(Items from a data source)
--- start ---

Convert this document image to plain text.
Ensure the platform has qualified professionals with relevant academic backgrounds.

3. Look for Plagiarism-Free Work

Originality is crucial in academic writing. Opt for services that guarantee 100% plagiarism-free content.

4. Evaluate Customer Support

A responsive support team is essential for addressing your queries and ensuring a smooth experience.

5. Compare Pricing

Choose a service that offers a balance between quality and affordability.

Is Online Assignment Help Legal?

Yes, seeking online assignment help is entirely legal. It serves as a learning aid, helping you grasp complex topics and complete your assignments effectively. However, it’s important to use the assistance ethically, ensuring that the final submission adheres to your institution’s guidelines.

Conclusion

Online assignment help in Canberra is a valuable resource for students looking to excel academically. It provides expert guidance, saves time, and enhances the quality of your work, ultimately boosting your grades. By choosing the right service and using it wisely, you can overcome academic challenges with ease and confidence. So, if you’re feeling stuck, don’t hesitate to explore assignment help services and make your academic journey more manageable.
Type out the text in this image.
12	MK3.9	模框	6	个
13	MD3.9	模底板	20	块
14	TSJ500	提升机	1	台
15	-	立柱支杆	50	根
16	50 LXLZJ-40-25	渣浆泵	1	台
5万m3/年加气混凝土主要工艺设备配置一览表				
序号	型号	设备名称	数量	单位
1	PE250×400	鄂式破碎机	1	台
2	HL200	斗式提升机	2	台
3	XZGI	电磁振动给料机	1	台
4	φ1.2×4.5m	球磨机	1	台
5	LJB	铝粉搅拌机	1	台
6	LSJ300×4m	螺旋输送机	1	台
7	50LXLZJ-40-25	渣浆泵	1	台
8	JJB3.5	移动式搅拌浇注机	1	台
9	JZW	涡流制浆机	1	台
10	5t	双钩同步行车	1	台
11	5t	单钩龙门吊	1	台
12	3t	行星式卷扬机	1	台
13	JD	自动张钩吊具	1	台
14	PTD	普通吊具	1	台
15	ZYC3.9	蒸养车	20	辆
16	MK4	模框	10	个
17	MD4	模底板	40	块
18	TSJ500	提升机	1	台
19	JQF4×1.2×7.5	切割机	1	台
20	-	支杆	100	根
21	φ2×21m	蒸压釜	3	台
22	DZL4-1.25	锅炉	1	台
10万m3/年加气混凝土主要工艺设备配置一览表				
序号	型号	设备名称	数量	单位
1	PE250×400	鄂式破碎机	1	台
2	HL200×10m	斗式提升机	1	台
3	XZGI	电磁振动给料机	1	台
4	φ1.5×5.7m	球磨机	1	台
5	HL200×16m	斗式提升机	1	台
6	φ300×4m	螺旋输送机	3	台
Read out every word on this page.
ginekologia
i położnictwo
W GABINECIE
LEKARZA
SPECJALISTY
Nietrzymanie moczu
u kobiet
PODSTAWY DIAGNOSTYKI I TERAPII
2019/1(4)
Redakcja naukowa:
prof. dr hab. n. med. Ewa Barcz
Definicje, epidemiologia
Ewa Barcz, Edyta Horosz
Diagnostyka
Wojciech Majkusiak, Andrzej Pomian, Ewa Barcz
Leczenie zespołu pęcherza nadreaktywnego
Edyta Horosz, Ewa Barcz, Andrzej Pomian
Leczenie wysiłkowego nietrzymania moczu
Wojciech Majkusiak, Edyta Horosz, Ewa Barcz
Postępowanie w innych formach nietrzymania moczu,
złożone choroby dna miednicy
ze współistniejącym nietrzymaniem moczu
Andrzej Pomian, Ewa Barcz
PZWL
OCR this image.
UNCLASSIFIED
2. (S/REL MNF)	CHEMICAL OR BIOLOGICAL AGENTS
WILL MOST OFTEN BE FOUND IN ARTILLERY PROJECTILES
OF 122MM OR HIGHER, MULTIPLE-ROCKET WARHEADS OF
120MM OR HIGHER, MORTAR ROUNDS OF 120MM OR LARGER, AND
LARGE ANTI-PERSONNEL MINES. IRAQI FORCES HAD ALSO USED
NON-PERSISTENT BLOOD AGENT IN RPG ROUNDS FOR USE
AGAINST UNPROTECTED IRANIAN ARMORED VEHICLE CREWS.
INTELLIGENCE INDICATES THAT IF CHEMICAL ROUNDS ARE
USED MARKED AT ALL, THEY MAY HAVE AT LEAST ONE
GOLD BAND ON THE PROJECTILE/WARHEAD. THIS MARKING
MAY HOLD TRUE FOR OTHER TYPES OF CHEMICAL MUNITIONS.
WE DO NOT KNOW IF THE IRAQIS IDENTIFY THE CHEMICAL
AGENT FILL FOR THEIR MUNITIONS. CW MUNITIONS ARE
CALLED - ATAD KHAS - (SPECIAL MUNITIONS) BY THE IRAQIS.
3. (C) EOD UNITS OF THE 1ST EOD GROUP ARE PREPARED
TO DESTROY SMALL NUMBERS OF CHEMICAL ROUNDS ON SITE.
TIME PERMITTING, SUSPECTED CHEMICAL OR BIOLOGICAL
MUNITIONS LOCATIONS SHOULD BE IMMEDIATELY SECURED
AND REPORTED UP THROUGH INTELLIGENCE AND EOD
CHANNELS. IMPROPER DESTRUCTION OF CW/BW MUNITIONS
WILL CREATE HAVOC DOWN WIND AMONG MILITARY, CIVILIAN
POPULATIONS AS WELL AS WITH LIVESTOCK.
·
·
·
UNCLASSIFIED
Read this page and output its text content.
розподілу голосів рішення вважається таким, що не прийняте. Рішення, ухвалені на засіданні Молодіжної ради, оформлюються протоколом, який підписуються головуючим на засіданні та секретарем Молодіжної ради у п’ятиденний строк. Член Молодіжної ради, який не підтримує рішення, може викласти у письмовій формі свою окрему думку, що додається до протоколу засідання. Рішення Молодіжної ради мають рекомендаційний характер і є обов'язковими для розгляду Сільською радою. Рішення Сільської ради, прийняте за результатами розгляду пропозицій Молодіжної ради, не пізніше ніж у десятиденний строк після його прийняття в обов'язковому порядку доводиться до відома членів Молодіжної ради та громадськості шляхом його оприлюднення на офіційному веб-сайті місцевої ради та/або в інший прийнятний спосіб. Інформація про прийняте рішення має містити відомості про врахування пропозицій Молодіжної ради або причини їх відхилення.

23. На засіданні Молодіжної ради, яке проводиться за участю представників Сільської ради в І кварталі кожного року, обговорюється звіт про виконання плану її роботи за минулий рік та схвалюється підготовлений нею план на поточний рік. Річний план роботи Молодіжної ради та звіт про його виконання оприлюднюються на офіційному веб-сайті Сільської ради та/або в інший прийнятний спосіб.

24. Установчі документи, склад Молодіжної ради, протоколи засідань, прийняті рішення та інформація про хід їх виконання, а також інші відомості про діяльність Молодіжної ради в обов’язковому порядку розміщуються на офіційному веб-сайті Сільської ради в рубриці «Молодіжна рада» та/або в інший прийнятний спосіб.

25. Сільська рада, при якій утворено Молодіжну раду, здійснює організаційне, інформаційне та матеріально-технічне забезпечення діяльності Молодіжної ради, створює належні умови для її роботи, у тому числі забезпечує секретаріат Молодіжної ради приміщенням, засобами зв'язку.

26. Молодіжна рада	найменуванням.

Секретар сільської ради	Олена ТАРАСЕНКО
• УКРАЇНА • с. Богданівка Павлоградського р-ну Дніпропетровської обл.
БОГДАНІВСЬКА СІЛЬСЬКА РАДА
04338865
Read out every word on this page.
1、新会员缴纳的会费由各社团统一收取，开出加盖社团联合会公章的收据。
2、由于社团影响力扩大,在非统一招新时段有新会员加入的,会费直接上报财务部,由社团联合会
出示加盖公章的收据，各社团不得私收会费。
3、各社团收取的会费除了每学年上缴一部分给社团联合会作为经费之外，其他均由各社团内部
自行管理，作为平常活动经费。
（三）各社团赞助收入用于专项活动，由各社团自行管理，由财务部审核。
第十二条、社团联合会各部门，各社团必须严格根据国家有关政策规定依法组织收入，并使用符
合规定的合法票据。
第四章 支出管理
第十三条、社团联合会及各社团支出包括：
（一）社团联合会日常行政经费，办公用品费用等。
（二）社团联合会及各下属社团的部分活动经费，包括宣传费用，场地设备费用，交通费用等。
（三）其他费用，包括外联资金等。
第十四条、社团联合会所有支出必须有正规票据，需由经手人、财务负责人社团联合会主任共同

--- end ---

**Task statement:** Copy every line in the entries above that has the string "роботи" in it.

**Output of the task:**
23. На засіданні Молодіжної ради, яке проводиться за участю представників Сільської ради в І кварталі кожного року, обговорюється звіт про виконання плану її роботи за минулий рік та схвалюється підготовлений нею план на поточний рік. Річний план роботи Молодіжної ради та звіт про його виконання оприлюднюються на офіційному веб-сайті Сільської ради та/або в інший прийнятний спосіб.
25. Сільська рада, при якій утворено Молодіжну раду, здійснює організаційне, інформаційне та матеріально-технічне забезпечення діяльності Молодіжної ради, створює належні умови для її роботи, у тому числі забезпечує секретаріат Молодіжної ради приміщенням, засобами зв'язку.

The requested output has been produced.